Sift the material for lines containing "module", and return them.

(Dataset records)
= = = = =
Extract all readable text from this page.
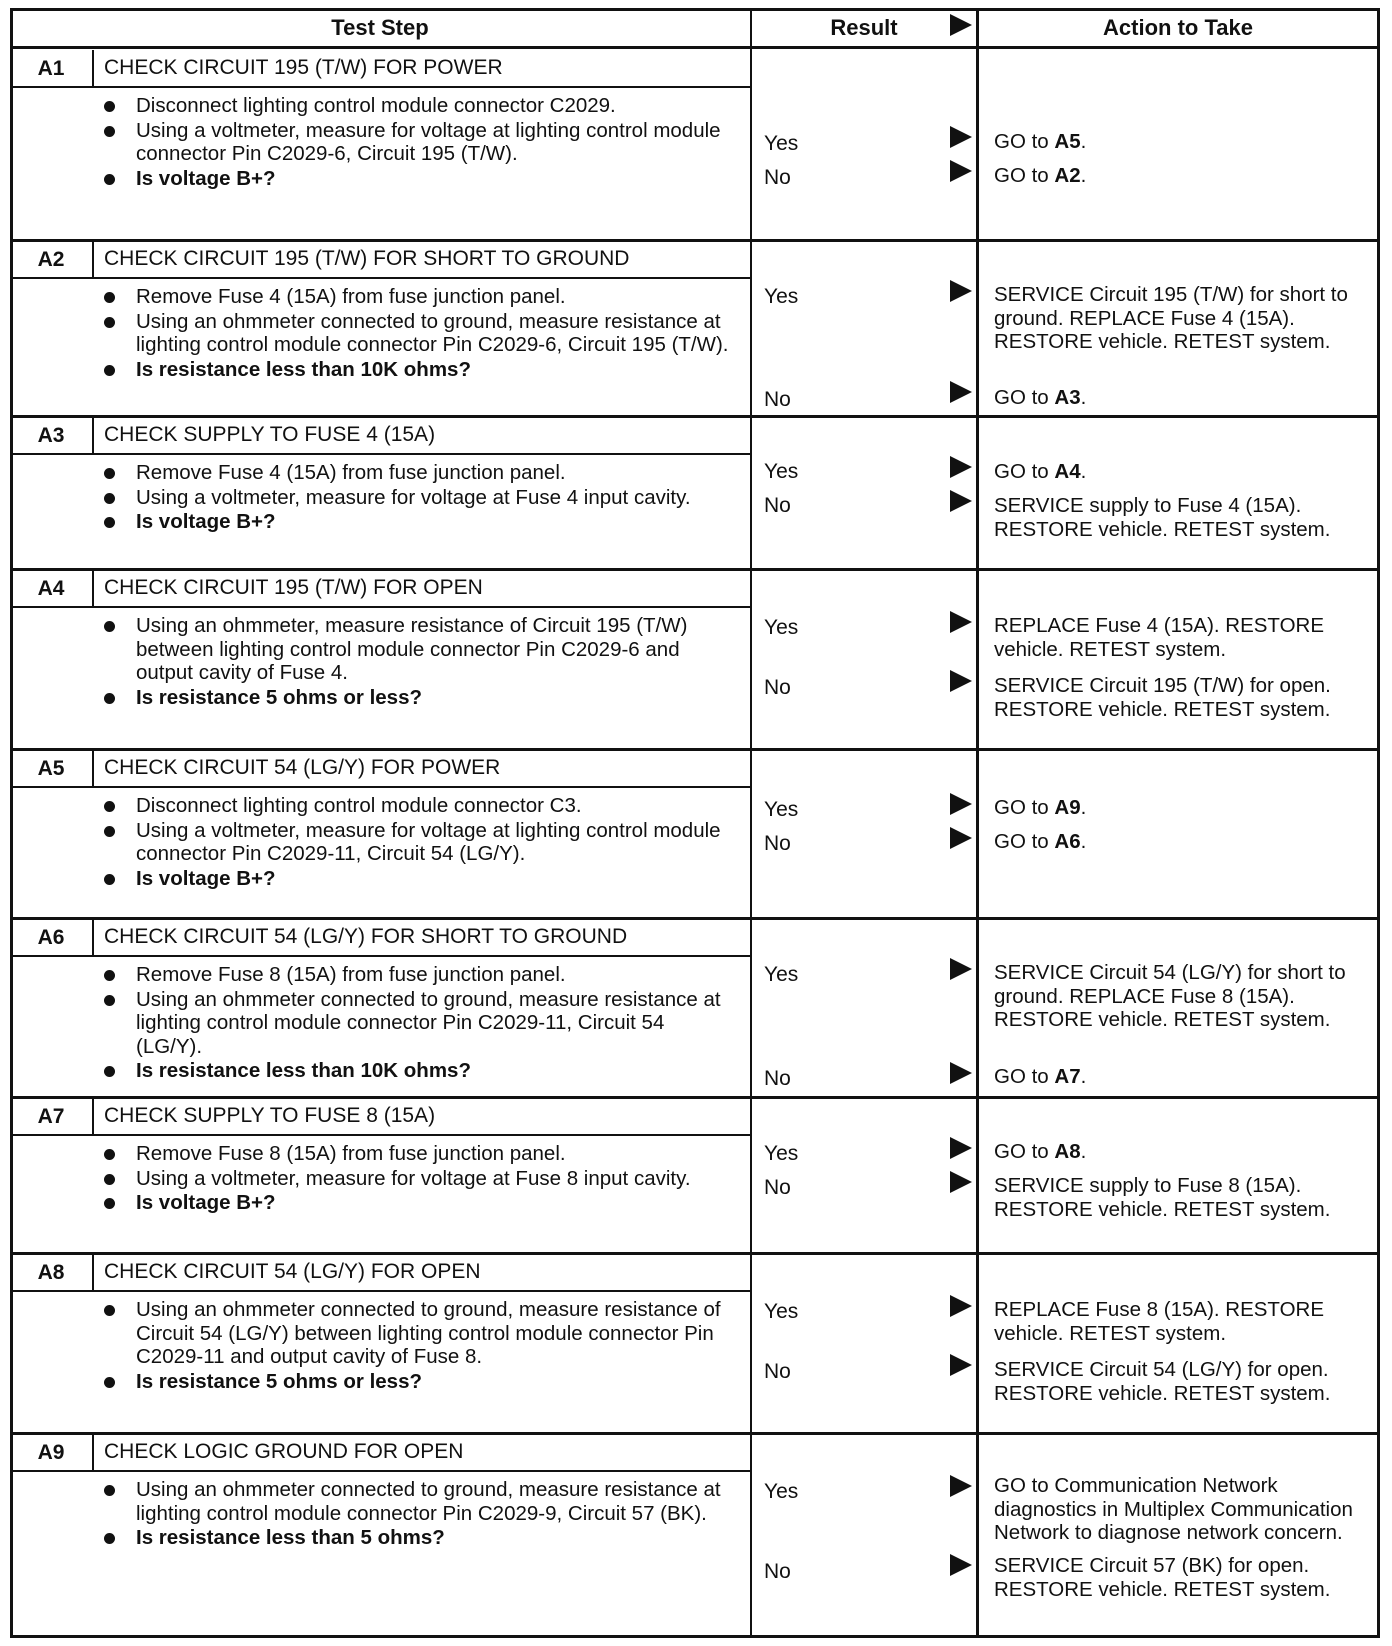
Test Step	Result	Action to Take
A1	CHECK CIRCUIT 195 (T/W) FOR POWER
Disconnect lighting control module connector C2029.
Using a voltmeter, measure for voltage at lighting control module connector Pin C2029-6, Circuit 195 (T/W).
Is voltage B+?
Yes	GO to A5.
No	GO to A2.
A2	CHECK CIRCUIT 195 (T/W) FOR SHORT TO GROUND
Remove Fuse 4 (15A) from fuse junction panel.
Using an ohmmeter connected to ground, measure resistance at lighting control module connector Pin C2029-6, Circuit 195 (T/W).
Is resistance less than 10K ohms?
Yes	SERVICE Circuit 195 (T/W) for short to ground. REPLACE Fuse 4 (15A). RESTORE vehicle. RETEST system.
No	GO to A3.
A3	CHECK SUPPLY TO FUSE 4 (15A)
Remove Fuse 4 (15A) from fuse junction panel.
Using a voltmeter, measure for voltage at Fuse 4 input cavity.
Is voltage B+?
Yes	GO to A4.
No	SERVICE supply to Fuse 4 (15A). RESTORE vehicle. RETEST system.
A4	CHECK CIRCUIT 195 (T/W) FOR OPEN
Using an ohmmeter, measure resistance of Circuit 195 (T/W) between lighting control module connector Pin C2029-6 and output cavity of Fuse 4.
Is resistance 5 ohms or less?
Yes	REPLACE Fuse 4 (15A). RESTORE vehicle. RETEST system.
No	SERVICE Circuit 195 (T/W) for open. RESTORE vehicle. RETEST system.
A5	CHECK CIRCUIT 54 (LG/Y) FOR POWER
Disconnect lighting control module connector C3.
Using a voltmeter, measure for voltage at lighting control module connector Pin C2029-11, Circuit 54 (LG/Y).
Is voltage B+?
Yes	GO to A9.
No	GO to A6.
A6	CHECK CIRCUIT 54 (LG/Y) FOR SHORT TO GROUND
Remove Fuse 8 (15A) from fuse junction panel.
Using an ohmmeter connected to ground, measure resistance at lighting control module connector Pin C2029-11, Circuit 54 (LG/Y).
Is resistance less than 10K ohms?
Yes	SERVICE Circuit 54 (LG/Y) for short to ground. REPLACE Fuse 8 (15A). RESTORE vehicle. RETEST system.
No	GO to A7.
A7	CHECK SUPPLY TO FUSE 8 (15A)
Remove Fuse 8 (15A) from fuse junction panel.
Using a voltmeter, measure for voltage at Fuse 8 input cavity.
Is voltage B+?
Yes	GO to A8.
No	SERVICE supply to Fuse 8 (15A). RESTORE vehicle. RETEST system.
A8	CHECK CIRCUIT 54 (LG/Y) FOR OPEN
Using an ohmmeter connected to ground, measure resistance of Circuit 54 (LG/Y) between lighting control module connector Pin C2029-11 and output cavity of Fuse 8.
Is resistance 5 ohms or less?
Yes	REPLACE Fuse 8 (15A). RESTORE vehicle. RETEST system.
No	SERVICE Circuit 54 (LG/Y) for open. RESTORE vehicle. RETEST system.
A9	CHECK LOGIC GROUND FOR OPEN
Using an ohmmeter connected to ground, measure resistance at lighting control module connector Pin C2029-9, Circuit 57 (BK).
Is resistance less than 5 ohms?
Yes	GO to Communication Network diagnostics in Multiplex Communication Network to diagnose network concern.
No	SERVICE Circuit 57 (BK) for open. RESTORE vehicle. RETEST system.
= = = = =
# Output of the exercise
Disconnect lighting control module connector C2029.
Using a voltmeter, measure for voltage at lighting control module connector Pin C2029-6, Circuit 195 (T/W).
Using an ohmmeter connected to ground, measure resistance at lighting control module connector Pin C2029-6, Circuit 195 (T/W).
Using an ohmmeter, measure resistance of Circuit 195 (T/W) between lighting control module connector Pin C2029-6 and output cavity of Fuse 4.
Disconnect lighting control module connector C3.
Using a voltmeter, measure for voltage at lighting control module connector Pin C2029-11, Circuit 54 (LG/Y).
Using an ohmmeter connected to ground, measure resistance at lighting control module connector Pin C2029-11, Circuit 54 (LG/Y).
Using an ohmmeter connected to ground, measure resistance of Circuit 54 (LG/Y) between lighting control module connector Pin C2029-11 and output cavity of Fuse 8.
Using an ohmmeter connected to ground, measure resistance at lighting control module connector Pin C2029-9, Circuit 57 (BK).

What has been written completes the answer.